Copy out all of the material exactly as presented.

----- DATA EXTRACT

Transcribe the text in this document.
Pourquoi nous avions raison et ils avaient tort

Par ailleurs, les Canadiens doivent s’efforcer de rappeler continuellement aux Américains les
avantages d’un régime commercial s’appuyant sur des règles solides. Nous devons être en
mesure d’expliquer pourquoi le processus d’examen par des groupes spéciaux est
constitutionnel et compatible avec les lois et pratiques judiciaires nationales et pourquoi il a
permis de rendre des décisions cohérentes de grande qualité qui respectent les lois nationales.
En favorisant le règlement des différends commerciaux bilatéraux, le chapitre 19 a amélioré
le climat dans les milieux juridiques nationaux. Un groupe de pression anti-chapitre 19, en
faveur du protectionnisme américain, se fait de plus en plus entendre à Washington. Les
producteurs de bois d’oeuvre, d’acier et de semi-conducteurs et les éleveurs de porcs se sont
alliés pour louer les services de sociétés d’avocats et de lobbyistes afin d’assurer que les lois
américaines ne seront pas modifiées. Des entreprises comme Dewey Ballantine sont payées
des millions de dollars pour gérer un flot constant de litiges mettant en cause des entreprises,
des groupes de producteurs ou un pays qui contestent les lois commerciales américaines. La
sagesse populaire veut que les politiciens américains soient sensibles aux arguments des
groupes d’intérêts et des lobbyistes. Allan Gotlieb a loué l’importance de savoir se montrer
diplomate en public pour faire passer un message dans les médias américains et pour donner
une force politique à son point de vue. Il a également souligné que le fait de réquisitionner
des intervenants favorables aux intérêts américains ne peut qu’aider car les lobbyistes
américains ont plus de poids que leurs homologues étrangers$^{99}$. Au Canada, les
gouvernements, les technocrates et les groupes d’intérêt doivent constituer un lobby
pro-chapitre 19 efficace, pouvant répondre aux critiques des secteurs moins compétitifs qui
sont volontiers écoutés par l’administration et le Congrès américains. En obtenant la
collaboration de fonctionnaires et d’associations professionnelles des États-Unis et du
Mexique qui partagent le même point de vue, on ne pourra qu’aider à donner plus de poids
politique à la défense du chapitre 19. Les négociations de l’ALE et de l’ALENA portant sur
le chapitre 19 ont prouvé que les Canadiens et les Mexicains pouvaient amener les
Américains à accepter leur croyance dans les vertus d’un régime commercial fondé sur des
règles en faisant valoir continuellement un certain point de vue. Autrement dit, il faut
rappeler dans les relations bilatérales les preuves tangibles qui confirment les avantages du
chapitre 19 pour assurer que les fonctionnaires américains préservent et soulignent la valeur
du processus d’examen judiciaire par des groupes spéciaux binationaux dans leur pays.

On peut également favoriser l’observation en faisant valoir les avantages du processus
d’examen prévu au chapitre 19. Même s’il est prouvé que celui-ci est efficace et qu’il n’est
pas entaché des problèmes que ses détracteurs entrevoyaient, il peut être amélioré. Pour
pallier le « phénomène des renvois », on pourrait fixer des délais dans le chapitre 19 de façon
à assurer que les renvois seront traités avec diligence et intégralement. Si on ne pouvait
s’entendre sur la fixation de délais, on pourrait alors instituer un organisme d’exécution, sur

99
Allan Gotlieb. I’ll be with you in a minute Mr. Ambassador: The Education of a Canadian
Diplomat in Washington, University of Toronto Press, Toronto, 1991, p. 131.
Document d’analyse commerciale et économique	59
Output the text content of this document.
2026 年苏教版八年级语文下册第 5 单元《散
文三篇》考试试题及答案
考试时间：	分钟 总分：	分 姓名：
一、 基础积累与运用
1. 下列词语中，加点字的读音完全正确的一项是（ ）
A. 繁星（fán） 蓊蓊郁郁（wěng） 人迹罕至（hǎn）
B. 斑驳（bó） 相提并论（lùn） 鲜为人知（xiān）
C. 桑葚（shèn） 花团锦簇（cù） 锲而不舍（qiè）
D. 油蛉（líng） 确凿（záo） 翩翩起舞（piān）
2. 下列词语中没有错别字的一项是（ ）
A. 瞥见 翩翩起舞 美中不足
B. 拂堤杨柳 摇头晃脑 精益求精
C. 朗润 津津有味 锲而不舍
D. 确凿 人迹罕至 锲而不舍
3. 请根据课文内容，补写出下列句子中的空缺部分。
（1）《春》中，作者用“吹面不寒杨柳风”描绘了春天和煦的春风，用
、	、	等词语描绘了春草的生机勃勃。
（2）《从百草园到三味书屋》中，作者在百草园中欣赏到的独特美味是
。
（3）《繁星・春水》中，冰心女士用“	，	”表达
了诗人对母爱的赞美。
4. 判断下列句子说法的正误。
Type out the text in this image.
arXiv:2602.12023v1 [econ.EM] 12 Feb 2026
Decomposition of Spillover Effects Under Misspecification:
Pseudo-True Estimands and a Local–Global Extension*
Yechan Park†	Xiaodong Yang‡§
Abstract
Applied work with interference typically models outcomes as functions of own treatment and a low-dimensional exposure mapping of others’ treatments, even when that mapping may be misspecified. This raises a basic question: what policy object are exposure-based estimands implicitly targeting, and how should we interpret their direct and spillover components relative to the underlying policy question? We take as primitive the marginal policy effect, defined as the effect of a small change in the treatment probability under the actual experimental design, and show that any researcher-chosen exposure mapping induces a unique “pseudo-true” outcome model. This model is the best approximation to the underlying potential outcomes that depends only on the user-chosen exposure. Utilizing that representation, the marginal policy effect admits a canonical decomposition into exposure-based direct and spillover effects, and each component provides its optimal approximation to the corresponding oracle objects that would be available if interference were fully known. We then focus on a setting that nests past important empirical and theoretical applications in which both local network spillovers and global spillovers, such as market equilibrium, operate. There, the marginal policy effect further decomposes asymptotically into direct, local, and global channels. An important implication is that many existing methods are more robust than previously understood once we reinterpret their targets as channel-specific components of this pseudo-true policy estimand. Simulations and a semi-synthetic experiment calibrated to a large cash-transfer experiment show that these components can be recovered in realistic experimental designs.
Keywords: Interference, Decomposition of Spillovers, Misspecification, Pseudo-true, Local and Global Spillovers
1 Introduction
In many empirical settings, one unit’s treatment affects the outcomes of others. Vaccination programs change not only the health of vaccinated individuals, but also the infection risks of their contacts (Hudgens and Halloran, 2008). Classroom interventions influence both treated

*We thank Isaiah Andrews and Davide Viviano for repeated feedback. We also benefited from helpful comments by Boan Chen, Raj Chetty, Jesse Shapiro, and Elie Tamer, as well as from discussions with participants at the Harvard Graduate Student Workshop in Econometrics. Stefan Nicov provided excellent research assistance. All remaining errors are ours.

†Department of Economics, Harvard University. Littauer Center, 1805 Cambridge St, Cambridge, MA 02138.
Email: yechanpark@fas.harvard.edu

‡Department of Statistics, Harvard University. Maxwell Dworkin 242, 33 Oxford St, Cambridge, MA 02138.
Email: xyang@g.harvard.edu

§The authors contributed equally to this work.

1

----------

COMPLETE ANSWER:
Transcribe the text in this document.
Pourquoi nous avions raison et ils avaient tort

Par ailleurs, les Canadiens doivent s’efforcer de rappeler continuellement aux Américains les
avantages d’un régime commercial s’appuyant sur des règles solides. Nous devons être en
mesure d’expliquer pourquoi le processus d’examen par des groupes spéciaux est
constitutionnel et compatible avec les lois et pratiques judiciaires nationales et pourquoi il a
permis de rendre des décisions cohérentes de grande qualité qui respectent les lois nationales.
En favorisant le règlement des différends commerciaux bilatéraux, le chapitre 19 a amélioré
le climat dans les milieux juridiques nationaux. Un groupe de pression anti-chapitre 19, en
faveur du protectionnisme américain, se fait de plus en plus entendre à Washington. Les
producteurs de bois d’oeuvre, d’acier et de semi-conducteurs et les éleveurs de porcs se sont
alliés pour louer les services de sociétés d’avocats et de lobbyistes afin d’assurer que les lois
américaines ne seront pas modifiées. Des entreprises comme Dewey Ballantine sont payées
des millions de dollars pour gérer un flot constant de litiges mettant en cause des entreprises,
des groupes de producteurs ou un pays qui contestent les lois commerciales américaines. La
sagesse populaire veut que les politiciens américains soient sensibles aux arguments des
groupes d’intérêts et des lobbyistes. Allan Gotlieb a loué l’importance de savoir se montrer
diplomate en public pour faire passer un message dans les médias américains et pour donner
une force politique à son point de vue. Il a également souligné que le fait de réquisitionner
des intervenants favorables aux intérêts américains ne peut qu’aider car les lobbyistes
américains ont plus de poids que leurs homologues étrangers$^{99}$. Au Canada, les
gouvernements, les technocrates et les groupes d’intérêt doivent constituer un lobby
pro-chapitre 19 efficace, pouvant répondre aux critiques des secteurs moins compétitifs qui
sont volontiers écoutés par l’administration et le Congrès américains. En obtenant la
collaboration de fonctionnaires et d’associations professionnelles des États-Unis et du
Mexique qui partagent le même point de vue, on ne pourra qu’aider à donner plus de poids
politique à la défense du chapitre 19. Les négociations de l’ALE et de l’ALENA portant sur
le chapitre 19 ont prouvé que les Canadiens et les Mexicains pouvaient amener les
Américains à accepter leur croyance dans les vertus d’un régime commercial fondé sur des
règles en faisant valoir continuellement un certain point de vue. Autrement dit, il faut
rappeler dans les relations bilatérales les preuves tangibles qui confirment les avantages du
chapitre 19 pour assurer que les fonctionnaires américains préservent et soulignent la valeur
du processus d’examen judiciaire par des groupes spéciaux binationaux dans leur pays.

On peut également favoriser l’observation en faisant valoir les avantages du processus
d’examen prévu au chapitre 19. Même s’il est prouvé que celui-ci est efficace et qu’il n’est
pas entaché des problèmes que ses détracteurs entrevoyaient, il peut être amélioré. Pour
pallier le « phénomène des renvois », on pourrait fixer des délais dans le chapitre 19 de façon
à assurer que les renvois seront traités avec diligence et intégralement. Si on ne pouvait
s’entendre sur la fixation de délais, on pourrait alors instituer un organisme d’exécution, sur

99
Allan Gotlieb. I’ll be with you in a minute Mr. Ambassador: The Education of a Canadian
Diplomat in Washington, University of Toronto Press, Toronto, 1991, p. 131.
Document d’analyse commerciale et économique	59
Output the text content of this document.
2026 年苏教版八年级语文下册第 5 单元《散
文三篇》考试试题及答案
考试时间：	分钟 总分：	分 姓名：
一、 基础积累与运用
1. 下列词语中，加点字的读音完全正确的一项是（ ）
A. 繁星（fán） 蓊蓊郁郁（wěng） 人迹罕至（hǎn）
B. 斑驳（bó） 相提并论（lùn） 鲜为人知（xiān）
C. 桑葚（shèn） 花团锦簇（cù） 锲而不舍（qiè）
D. 油蛉（líng） 确凿（záo） 翩翩起舞（piān）
2. 下列词语中没有错别字的一项是（ ）
A. 瞥见 翩翩起舞 美中不足
B. 拂堤杨柳 摇头晃脑 精益求精
C. 朗润 津津有味 锲而不舍
D. 确凿 人迹罕至 锲而不舍
3. 请根据课文内容，补写出下列句子中的空缺部分。
（1）《春》中，作者用“吹面不寒杨柳风”描绘了春天和煦的春风，用
、	、	等词语描绘了春草的生机勃勃。
（2）《从百草园到三味书屋》中，作者在百草园中欣赏到的独特美味是
。
（3）《繁星・春水》中，冰心女士用“	，	”表达
了诗人对母爱的赞美。
4. 判断下列句子说法的正误。
Type out the text in this image.
arXiv:2602.12023v1 [econ.EM] 12 Feb 2026
Decomposition of Spillover Effects Under Misspecification:
Pseudo-True Estimands and a Local–Global Extension*
Yechan Park†	Xiaodong Yang‡§
Abstract
Applied work with interference typically models outcomes as functions of own treatment and a low-dimensional exposure mapping of others’ treatments, even when that mapping may be misspecified. This raises a basic question: what policy object are exposure-based estimands implicitly targeting, and how should we interpret their direct and spillover components relative to the underlying policy question? We take as primitive the marginal policy effect, defined as the effect of a small change in the treatment probability under the actual experimental design, and show that any researcher-chosen exposure mapping induces a unique “pseudo-true” outcome model. This model is the best approximation to the underlying potential outcomes that depends only on the user-chosen exposure. Utilizing that representation, the marginal policy effect admits a canonical decomposition into exposure-based direct and spillover effects, and each component provides its optimal approximation to the corresponding oracle objects that would be available if interference were fully known. We then focus on a setting that nests past important empirical and theoretical applications in which both local network spillovers and global spillovers, such as market equilibrium, operate. There, the marginal policy effect further decomposes asymptotically into direct, local, and global channels. An important implication is that many existing methods are more robust than previously understood once we reinterpret their targets as channel-specific components of this pseudo-true policy estimand. Simulations and a semi-synthetic experiment calibrated to a large cash-transfer experiment show that these components can be recovered in realistic experimental designs.
Keywords: Interference, Decomposition of Spillovers, Misspecification, Pseudo-true, Local and Global Spillovers
1 Introduction
In many empirical settings, one unit’s treatment affects the outcomes of others. Vaccination programs change not only the health of vaccinated individuals, but also the infection risks of their contacts (Hudgens and Halloran, 2008). Classroom interventions influence both treated

*We thank Isaiah Andrews and Davide Viviano for repeated feedback. We also benefited from helpful comments by Boan Chen, Raj Chetty, Jesse Shapiro, and Elie Tamer, as well as from discussions with participants at the Harvard Graduate Student Workshop in Econometrics. Stefan Nicov provided excellent research assistance. All remaining errors are ours.

†Department of Economics, Harvard University. Littauer Center, 1805 Cambridge St, Cambridge, MA 02138.
Email: yechanpark@fas.harvard.edu

‡Department of Statistics, Harvard University. Maxwell Dworkin 242, 33 Oxford St, Cambridge, MA 02138.
Email: xyang@g.harvard.edu

§The authors contributed equally to this work.

1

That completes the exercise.